━━━━━ THE RECORDS ━━━━━

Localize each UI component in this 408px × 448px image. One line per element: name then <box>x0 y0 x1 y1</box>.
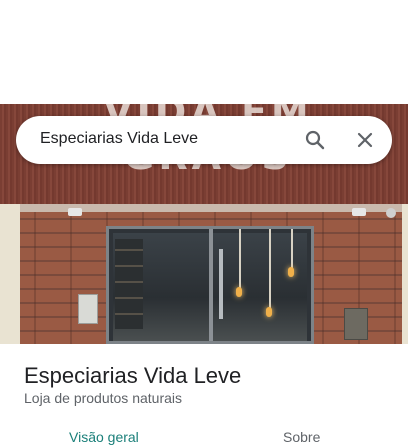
search-bar[interactable]: Especiarias Vida Leve <box>16 116 392 164</box>
pendant-cord <box>269 229 271 309</box>
wall-light <box>352 208 366 216</box>
pendant-lamp <box>236 287 242 297</box>
glass-door <box>106 226 314 344</box>
pendant-lamp <box>266 307 272 317</box>
pendant-cord <box>239 229 241 289</box>
tab-overview[interactable]: Visão geral <box>69 429 139 445</box>
pendant-cord <box>291 229 293 269</box>
electric-meter <box>344 308 368 340</box>
intercom-panel <box>78 294 98 324</box>
pendant-lamp <box>288 267 294 277</box>
place-category: Loja de produtos naturais <box>24 390 182 406</box>
security-camera <box>386 208 396 218</box>
close-icon[interactable] <box>353 128 377 152</box>
door-handle <box>219 249 223 319</box>
place-details-sheet: Especiarias Vida Leve Loja de produtos n… <box>0 344 408 448</box>
search-icon[interactable] <box>303 128 327 152</box>
pillar-left <box>0 204 20 344</box>
wall-light <box>68 208 82 216</box>
tab-about[interactable]: Sobre <box>283 429 320 445</box>
search-input[interactable]: Especiarias Vida Leve <box>40 130 198 148</box>
interior-shelf <box>115 239 143 329</box>
sign-edge <box>0 204 408 212</box>
place-title: Especiarias Vida Leve <box>24 363 242 388</box>
pillar-right <box>402 204 408 344</box>
door-frame <box>209 229 213 341</box>
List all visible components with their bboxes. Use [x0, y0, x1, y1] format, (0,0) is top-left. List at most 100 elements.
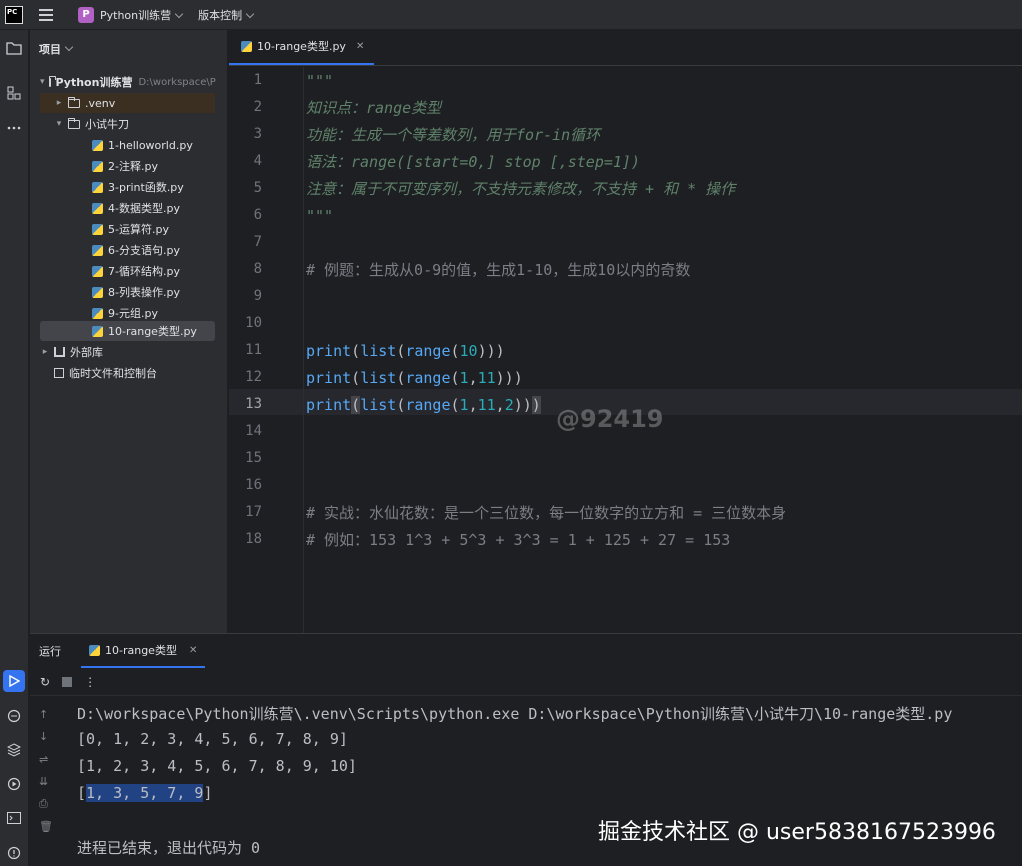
editor-tab[interactable]: 10-range类型.py ✕ — [229, 29, 375, 65]
stop-icon[interactable] — [62, 676, 73, 687]
line-number: 4 — [253, 153, 262, 169]
tree-item-venv[interactable]: ▸ .venv — [40, 93, 215, 113]
tree-item-label: 外部库 — [70, 346, 103, 359]
scratch-icon — [54, 368, 64, 378]
folder-icon — [68, 117, 80, 129]
code-line: 知识点：range类型 — [306, 99, 442, 117]
chevron-down-icon[interactable]: ▾ — [54, 119, 64, 129]
down-arrow-icon[interactable]: ↓ — [39, 730, 48, 743]
scroll-to-end-icon[interactable]: ⇊ — [39, 775, 48, 788]
chevron-down-icon — [64, 42, 74, 52]
tree-file[interactable]: 4-数据类型.py — [40, 198, 215, 218]
project-panel-header[interactable]: 项目 — [30, 30, 227, 68]
trash-icon[interactable]: 🗑 — [39, 820, 53, 833]
tree-file[interactable]: 1-helloworld.py — [40, 135, 215, 155]
site-watermark: 掘金技术社区 @ user5838167523996 — [598, 820, 996, 845]
python-file-icon — [241, 40, 252, 52]
tree-item-label: .venv — [85, 96, 116, 110]
vcs-label: 版本控制 — [198, 8, 243, 22]
folder-icon — [68, 96, 80, 108]
tree-file[interactable]: 5-运算符.py — [40, 219, 215, 239]
code-line: """ — [306, 207, 334, 225]
terminal-icon[interactable] — [3, 807, 25, 829]
console-line-exit: 进程已结束，退出代码为 0 — [77, 839, 261, 857]
code-line: 注意：属于不可变序列，不支持元素修改，不支持 + 和 * 操作 — [306, 180, 736, 198]
layers-icon[interactable] — [3, 739, 25, 761]
title-bar: PC P Python训练营 版本控制 — [0, 0, 1022, 30]
line-number: 11 — [245, 342, 262, 358]
main-menu-icon[interactable] — [39, 8, 53, 21]
python-file-icon — [92, 325, 103, 337]
run-icon[interactable] — [3, 670, 25, 692]
line-number: 2 — [253, 99, 262, 115]
soft-wrap-icon[interactable]: ⇌ — [39, 753, 48, 766]
rerun-icon[interactable]: ↻ — [40, 675, 50, 689]
line-number: 16 — [245, 477, 262, 493]
tree-file-label: 4-数据类型.py — [108, 202, 180, 215]
tree-file-label: 10-range类型.py — [108, 325, 197, 338]
project-switcher[interactable]: Python训练营 — [100, 7, 184, 23]
line-number: 15 — [245, 450, 262, 466]
run-tab[interactable]: 10-range类型 ✕ — [81, 634, 206, 668]
code-line-call-current: print(list(range(1,11,2))) — [306, 396, 541, 414]
tree-file[interactable]: 7-循环结构.py — [40, 261, 215, 281]
vcs-menu[interactable]: 版本控制 — [198, 7, 255, 23]
tree-item-folder[interactable]: ▾ 小试牛刀 — [40, 114, 215, 134]
console-line: D:\workspace\Python训练营\.venv\Scripts\pyt… — [77, 705, 953, 723]
chevron-right-icon[interactable]: ▸ — [54, 98, 64, 108]
tree-root[interactable]: ▾ Python训练营 D:\workspace\P — [40, 72, 216, 92]
run-panel-header: 运行 10-range类型 ✕ — [30, 634, 1022, 668]
editor[interactable]: 10-range类型.py ✕ 1 2 3 4 5 6 7 8 9 10 11 … — [229, 30, 1022, 633]
chevron-down-icon — [245, 9, 255, 18]
python-console-icon[interactable] — [3, 705, 25, 727]
chevron-right-icon[interactable]: ▸ — [40, 347, 50, 357]
python-file-icon — [92, 181, 103, 193]
python-file-icon — [92, 307, 103, 319]
structure-icon[interactable] — [3, 82, 25, 104]
services-icon[interactable] — [3, 773, 25, 795]
problems-icon[interactable] — [3, 842, 25, 864]
tree-file[interactable]: 8-列表操作.py — [40, 282, 215, 302]
line-number: 18 — [245, 531, 262, 547]
line-number: 17 — [245, 504, 262, 520]
python-file-icon — [92, 139, 103, 151]
editor-tab-label: 10-range类型.py — [257, 40, 346, 53]
line-number: 1 — [253, 72, 262, 88]
line-number: 6 — [253, 207, 262, 223]
line-number: 12 — [245, 369, 262, 385]
pycharm-logo: PC — [5, 5, 23, 24]
tree-file-label: 1-helloworld.py — [108, 138, 193, 152]
project-badge[interactable]: P — [78, 6, 94, 23]
run-toolbar: ↻ ⋮ — [30, 668, 1022, 696]
chevron-down-icon[interactable]: ▾ — [40, 77, 45, 87]
tree-file[interactable]: 6-分支语句.py — [40, 240, 215, 260]
tree-file-selected[interactable]: 10-range类型.py — [40, 321, 215, 341]
run-panel-title: 运行 — [39, 645, 61, 658]
tree-scratches[interactable]: 临时文件和控制台 — [40, 363, 215, 383]
print-icon[interactable]: ⎙ — [39, 797, 48, 811]
code-line-call: print(list(range(10))) — [306, 342, 505, 360]
more-icon[interactable] — [3, 117, 25, 139]
close-icon[interactable]: ✕ — [356, 41, 364, 52]
code-line-comment: # 实战：水仙花数：是一个三位数，每一位数字的立方和 = 三位数本身 — [306, 504, 787, 522]
close-icon[interactable]: ✕ — [189, 645, 197, 656]
python-file-icon — [92, 223, 103, 235]
line-number: 9 — [253, 288, 262, 304]
project-panel: 项目 ▾ Python训练营 D:\workspace\P ▸ .venv ▾ … — [30, 30, 228, 633]
left-tool-strip — [0, 30, 29, 866]
line-number: 10 — [245, 315, 262, 331]
console-line: [0, 1, 2, 3, 4, 5, 6, 7, 8, 9] — [77, 730, 348, 748]
tree-file[interactable]: 3-print函数.py — [40, 177, 215, 197]
tree-root-name: Python训练营 — [55, 76, 133, 89]
tree-file-label: 8-列表操作.py — [108, 286, 180, 299]
up-arrow-icon[interactable]: ↑ — [39, 708, 48, 721]
project-folder-icon[interactable] — [3, 37, 25, 59]
python-file-icon — [92, 265, 103, 277]
tree-external-libs[interactable]: ▸ 外部库 — [40, 342, 215, 362]
tree-file[interactable]: 2-注释.py — [40, 156, 215, 176]
more-vertical-icon[interactable]: ⋮ — [84, 675, 96, 689]
run-panel: 运行 10-range类型 ✕ ↻ ⋮ ↑ ↓ ⇌ ⇊ ⎙ 🗑 D:\works… — [30, 633, 1022, 866]
editor-tab-bar: 10-range类型.py ✕ — [229, 30, 1022, 66]
python-file-icon — [89, 644, 100, 656]
tree-file[interactable]: 9-元组.py — [40, 303, 215, 323]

━━━━━

__DO THIS__. Can you set down, unchanged, the lines of the entries beginning with the line containing "search-bar[interactable]: Especiarias Vida" and ending with the line containing "door-handle <box>219 249 223 319</box>"?

__FINAL RESULT__.
search-bar[interactable]: Especiarias Vida Leve <box>16 116 392 164</box>
pendant-cord <box>269 229 271 309</box>
wall-light <box>352 208 366 216</box>
pendant-lamp <box>236 287 242 297</box>
glass-door <box>106 226 314 344</box>
pendant-lamp <box>266 307 272 317</box>
pendant-cord <box>239 229 241 289</box>
tab-overview[interactable]: Visão geral <box>69 429 139 445</box>
pendant-cord <box>291 229 293 269</box>
electric-meter <box>344 308 368 340</box>
intercom-panel <box>78 294 98 324</box>
pendant-lamp <box>288 267 294 277</box>
place-category: Loja de produtos naturais <box>24 390 182 406</box>
security-camera <box>386 208 396 218</box>
close-icon[interactable] <box>353 128 377 152</box>
door-handle <box>219 249 223 319</box>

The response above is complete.